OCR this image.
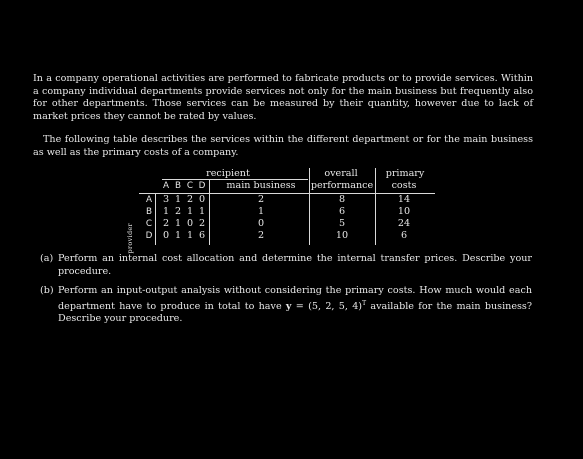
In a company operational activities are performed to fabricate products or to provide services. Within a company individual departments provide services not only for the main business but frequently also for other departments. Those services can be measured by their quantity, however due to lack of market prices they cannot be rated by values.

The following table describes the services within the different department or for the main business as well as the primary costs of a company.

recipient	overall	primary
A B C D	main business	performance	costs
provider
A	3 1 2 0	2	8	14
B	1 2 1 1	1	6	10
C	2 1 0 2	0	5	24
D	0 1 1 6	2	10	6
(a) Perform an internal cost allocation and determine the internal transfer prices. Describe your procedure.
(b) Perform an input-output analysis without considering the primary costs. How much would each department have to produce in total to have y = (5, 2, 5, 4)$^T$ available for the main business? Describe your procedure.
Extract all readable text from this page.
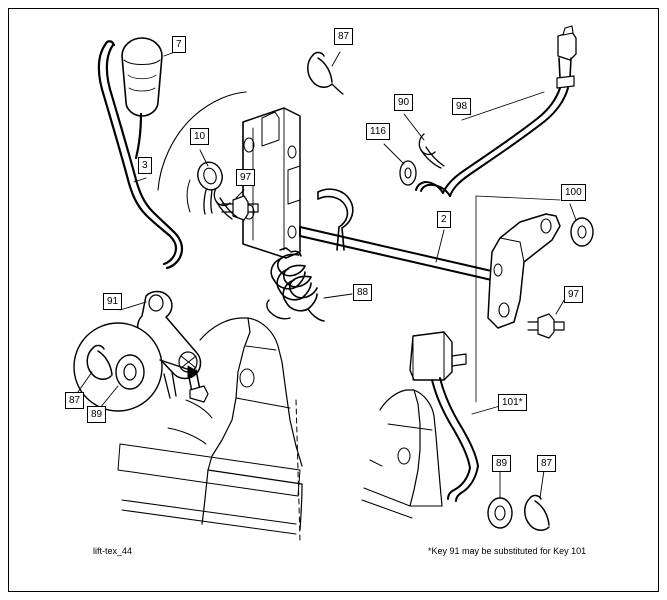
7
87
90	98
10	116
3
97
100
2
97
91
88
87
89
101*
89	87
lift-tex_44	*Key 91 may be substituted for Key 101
★ ★ ★ ★
* Short exercise *
Copy out every line of the material above that mentions the word "this".

* Exercise output *
OCR this image.
Extract all readable text from this page.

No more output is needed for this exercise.